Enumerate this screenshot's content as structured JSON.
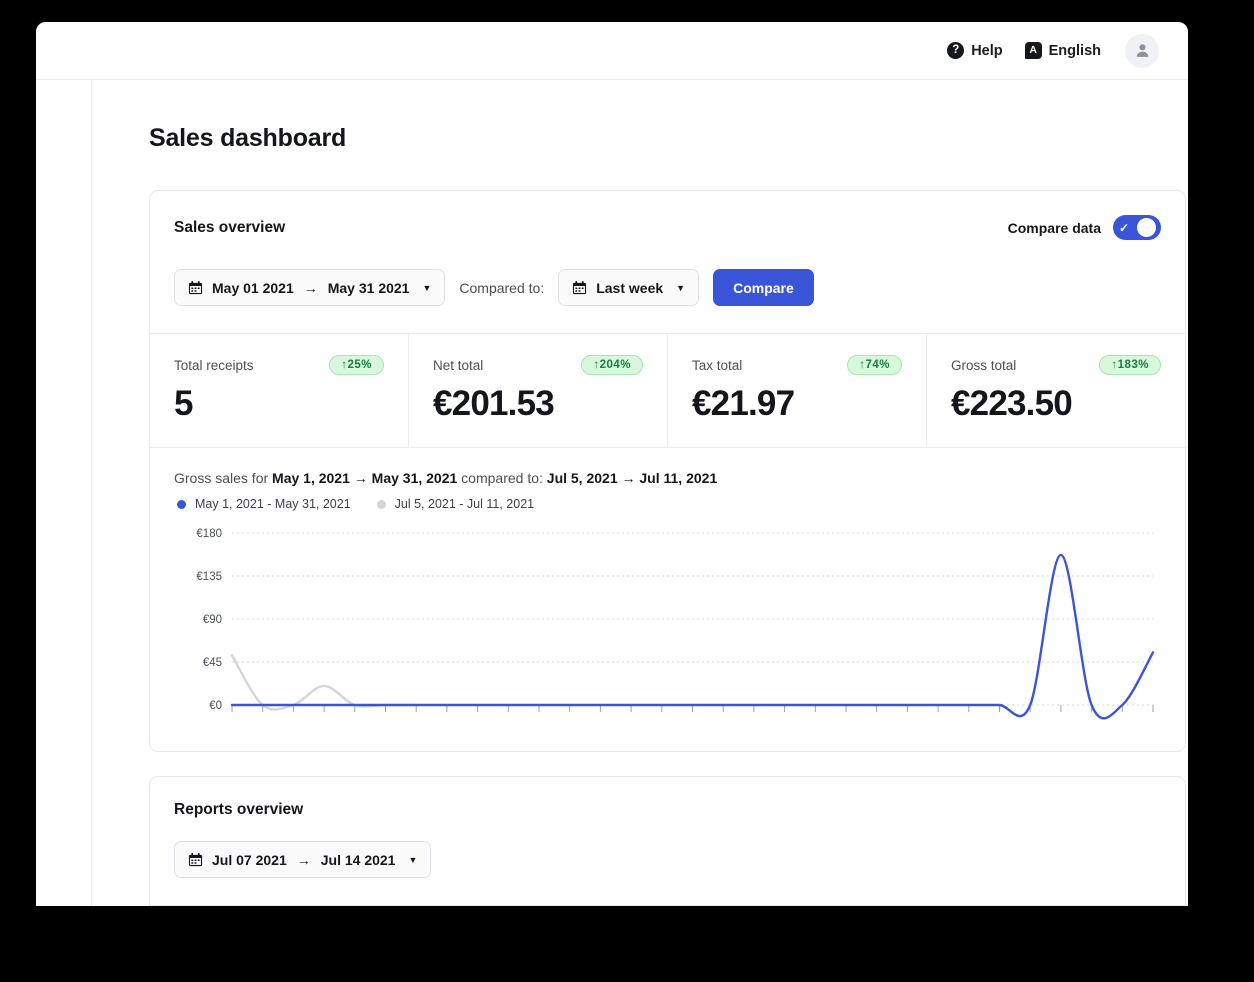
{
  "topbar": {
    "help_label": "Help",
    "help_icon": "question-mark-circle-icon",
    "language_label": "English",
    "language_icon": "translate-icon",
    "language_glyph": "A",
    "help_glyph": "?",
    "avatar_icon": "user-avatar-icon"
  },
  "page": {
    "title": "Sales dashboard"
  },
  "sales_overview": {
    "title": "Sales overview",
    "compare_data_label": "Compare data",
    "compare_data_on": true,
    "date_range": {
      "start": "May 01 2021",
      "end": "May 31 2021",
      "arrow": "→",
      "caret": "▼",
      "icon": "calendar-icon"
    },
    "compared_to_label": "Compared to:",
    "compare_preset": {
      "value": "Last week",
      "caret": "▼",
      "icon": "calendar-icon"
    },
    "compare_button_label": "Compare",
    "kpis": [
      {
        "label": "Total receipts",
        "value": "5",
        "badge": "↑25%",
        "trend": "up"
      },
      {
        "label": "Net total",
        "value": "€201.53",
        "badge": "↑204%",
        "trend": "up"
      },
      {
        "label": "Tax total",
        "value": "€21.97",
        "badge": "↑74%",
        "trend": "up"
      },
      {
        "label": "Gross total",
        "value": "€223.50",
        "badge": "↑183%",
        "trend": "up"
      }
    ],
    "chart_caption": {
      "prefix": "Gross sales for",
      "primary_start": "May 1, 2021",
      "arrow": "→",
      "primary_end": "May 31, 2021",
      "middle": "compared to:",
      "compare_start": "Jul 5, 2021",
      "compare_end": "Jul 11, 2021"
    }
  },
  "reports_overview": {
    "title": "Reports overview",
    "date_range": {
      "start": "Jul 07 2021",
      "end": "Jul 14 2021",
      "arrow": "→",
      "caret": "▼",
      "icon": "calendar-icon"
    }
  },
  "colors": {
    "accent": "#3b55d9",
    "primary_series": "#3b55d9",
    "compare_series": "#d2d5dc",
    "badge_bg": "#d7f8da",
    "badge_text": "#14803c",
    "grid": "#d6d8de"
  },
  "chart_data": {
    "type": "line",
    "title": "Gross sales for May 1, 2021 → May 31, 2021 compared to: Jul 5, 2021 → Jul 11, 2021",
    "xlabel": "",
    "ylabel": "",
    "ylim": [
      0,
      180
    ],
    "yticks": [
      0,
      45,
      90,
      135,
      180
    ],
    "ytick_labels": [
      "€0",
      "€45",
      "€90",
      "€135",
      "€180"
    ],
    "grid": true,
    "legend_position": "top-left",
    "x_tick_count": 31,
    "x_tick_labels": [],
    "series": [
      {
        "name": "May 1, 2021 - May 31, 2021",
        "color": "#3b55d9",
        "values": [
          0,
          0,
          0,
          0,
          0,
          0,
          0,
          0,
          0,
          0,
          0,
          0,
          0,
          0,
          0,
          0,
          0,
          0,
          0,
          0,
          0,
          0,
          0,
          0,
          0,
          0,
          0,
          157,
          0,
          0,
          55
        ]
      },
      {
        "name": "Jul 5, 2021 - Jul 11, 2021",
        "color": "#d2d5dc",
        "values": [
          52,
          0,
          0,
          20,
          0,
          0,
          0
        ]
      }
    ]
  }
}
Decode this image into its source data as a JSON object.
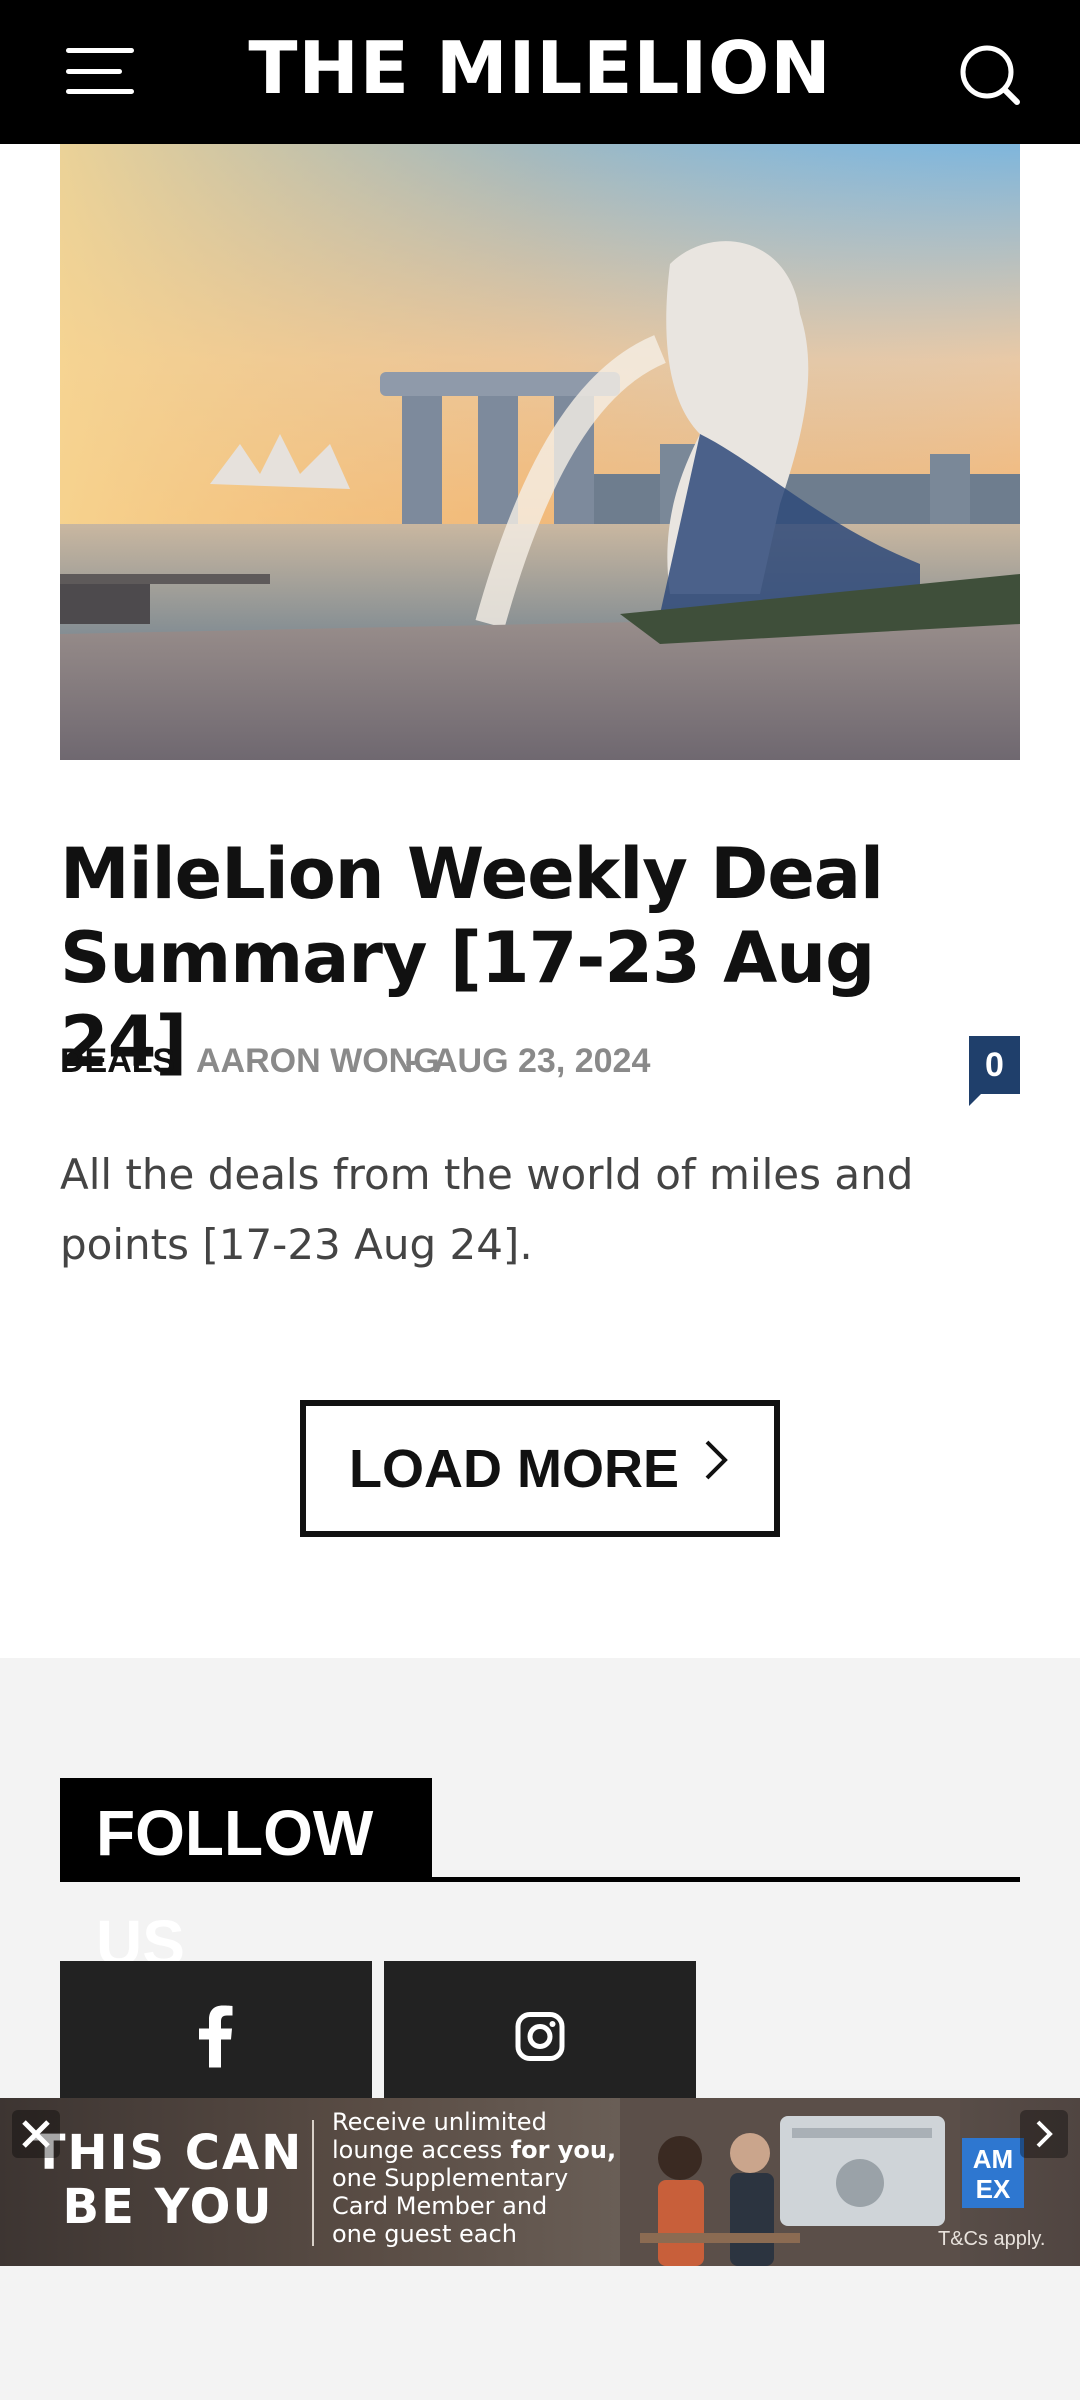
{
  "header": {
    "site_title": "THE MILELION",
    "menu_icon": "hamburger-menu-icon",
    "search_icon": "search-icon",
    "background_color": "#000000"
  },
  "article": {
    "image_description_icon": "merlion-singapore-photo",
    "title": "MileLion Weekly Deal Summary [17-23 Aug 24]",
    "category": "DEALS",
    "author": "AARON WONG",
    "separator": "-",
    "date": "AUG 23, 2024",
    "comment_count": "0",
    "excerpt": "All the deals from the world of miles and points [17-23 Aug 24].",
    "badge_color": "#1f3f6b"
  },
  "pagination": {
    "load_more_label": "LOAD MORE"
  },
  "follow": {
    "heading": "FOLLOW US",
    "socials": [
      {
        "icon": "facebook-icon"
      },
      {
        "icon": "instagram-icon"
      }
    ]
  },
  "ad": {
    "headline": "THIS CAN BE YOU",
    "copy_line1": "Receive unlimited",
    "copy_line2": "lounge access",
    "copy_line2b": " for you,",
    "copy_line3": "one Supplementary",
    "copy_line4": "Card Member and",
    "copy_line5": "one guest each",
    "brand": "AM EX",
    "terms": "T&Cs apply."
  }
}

**GIVEN TASK:** Search the entries for the word "name" and gather every line where it appears.

**RESULT:**
        "name": "May 1, 2021 - May 31, 2021",
        "name": "Jul 5, 2021 - Jul 11, 2021",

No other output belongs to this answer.